Items:
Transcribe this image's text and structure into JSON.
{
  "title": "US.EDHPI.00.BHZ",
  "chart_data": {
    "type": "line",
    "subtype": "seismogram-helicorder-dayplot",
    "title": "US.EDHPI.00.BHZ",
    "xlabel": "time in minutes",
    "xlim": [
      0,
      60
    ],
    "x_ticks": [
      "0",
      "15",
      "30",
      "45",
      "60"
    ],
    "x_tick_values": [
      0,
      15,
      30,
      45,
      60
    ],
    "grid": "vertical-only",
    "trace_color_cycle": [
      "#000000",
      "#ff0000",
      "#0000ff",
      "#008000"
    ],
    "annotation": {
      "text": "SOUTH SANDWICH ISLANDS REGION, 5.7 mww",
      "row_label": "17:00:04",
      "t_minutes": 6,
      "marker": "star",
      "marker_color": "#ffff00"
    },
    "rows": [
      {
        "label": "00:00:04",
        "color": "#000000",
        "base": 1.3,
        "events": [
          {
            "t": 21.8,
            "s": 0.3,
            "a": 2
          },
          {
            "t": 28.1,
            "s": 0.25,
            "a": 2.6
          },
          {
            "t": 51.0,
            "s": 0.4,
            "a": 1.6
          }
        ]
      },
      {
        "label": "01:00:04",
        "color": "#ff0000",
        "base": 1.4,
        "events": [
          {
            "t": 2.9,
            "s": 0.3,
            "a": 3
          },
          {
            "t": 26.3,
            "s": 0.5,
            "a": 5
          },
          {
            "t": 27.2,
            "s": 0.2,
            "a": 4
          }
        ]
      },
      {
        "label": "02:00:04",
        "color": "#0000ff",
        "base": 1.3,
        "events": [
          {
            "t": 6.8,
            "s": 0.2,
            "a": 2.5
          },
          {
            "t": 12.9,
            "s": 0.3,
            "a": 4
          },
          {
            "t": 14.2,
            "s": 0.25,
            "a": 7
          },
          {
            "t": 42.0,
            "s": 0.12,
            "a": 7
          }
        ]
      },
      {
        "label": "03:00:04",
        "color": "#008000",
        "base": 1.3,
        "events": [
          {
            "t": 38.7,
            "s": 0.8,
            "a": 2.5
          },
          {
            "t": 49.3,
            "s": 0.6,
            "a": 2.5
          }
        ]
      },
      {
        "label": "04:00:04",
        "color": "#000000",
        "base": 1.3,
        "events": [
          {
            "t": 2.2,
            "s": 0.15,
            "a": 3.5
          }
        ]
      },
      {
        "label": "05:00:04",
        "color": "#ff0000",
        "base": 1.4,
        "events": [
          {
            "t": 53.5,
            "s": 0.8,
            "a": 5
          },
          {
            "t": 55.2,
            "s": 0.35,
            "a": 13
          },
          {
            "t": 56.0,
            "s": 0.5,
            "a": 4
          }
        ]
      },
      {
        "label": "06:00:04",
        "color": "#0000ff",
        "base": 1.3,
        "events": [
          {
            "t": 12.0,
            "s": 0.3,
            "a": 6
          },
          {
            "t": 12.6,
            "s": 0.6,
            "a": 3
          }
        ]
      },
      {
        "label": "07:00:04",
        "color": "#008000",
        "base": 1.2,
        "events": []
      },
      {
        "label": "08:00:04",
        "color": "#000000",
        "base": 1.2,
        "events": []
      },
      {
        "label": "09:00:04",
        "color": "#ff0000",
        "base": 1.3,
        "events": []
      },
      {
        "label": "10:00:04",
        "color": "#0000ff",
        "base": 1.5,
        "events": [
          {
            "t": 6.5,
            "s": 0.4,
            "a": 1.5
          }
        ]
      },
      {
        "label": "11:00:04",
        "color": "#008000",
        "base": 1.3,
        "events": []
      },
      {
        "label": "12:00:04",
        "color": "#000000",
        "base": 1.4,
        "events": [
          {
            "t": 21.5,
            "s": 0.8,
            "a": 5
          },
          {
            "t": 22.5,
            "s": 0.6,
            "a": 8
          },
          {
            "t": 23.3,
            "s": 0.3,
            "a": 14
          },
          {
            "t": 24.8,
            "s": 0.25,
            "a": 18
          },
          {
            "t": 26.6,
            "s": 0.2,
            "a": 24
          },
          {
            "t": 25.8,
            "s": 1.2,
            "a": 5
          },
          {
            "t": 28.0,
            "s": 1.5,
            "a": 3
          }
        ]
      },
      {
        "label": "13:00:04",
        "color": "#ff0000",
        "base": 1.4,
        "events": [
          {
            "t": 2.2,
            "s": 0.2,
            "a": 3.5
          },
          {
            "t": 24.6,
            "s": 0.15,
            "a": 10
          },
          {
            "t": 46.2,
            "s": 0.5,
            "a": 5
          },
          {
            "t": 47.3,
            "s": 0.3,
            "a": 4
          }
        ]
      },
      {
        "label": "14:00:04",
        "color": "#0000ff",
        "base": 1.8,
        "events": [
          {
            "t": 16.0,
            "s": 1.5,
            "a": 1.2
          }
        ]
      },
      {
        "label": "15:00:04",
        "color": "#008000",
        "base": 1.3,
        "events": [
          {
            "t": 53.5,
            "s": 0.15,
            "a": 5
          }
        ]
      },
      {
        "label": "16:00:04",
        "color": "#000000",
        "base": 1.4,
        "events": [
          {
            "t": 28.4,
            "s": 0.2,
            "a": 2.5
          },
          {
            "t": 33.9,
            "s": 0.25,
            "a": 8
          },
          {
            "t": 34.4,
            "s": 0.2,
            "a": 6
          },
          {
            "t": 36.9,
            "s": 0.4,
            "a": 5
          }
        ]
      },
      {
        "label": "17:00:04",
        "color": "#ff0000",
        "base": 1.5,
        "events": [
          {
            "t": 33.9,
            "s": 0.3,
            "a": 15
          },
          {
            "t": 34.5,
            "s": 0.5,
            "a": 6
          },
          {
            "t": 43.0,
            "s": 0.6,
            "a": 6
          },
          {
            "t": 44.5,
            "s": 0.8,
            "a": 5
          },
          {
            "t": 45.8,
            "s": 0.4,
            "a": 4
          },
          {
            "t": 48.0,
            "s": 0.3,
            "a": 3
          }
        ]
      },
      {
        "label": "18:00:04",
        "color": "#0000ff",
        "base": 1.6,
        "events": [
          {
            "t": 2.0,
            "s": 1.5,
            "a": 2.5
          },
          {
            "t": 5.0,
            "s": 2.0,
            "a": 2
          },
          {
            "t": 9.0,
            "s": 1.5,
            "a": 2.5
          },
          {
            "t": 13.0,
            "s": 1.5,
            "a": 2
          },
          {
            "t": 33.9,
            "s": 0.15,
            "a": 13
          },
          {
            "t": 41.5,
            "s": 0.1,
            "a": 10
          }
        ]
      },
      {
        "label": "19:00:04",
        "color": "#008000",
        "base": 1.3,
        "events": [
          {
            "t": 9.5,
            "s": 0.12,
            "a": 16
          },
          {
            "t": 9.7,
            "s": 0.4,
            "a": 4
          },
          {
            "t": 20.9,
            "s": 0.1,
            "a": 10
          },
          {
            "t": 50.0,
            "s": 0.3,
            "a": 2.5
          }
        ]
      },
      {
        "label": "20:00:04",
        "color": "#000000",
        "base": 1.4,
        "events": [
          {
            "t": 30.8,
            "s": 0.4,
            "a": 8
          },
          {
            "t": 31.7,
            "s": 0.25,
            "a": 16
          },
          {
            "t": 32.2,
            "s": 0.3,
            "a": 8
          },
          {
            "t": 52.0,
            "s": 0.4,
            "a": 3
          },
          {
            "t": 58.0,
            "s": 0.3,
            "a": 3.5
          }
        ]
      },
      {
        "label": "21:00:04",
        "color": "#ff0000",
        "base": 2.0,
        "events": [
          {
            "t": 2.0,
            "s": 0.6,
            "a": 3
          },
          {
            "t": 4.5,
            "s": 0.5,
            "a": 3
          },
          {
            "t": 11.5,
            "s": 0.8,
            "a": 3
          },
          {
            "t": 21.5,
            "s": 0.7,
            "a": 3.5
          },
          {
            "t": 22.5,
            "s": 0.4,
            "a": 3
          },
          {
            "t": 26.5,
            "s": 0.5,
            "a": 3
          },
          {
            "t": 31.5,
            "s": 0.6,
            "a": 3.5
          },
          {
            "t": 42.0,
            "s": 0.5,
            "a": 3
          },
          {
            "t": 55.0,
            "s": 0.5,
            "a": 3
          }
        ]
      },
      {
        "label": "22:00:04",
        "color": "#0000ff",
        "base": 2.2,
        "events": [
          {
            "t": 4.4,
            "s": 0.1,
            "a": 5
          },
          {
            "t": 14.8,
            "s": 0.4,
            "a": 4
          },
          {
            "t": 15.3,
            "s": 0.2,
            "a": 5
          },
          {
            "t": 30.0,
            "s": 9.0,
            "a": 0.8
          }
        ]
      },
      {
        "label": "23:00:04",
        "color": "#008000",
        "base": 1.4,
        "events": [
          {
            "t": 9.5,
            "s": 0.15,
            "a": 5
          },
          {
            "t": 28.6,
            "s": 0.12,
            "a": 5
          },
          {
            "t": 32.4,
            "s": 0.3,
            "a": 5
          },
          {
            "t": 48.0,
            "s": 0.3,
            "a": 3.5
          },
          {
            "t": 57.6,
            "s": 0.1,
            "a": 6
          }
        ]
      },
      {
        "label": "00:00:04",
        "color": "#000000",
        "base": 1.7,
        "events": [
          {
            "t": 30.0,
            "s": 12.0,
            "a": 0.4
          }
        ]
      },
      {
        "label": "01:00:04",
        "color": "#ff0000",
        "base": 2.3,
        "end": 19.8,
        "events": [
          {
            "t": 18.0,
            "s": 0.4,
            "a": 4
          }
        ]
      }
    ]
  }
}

What you are asked to do: Gather up, from the records above, each line where the word "EDHPI" appears.

Task solution:
  "title": "US.EDHPI.00.BHZ",
    "title": "US.EDHPI.00.BHZ",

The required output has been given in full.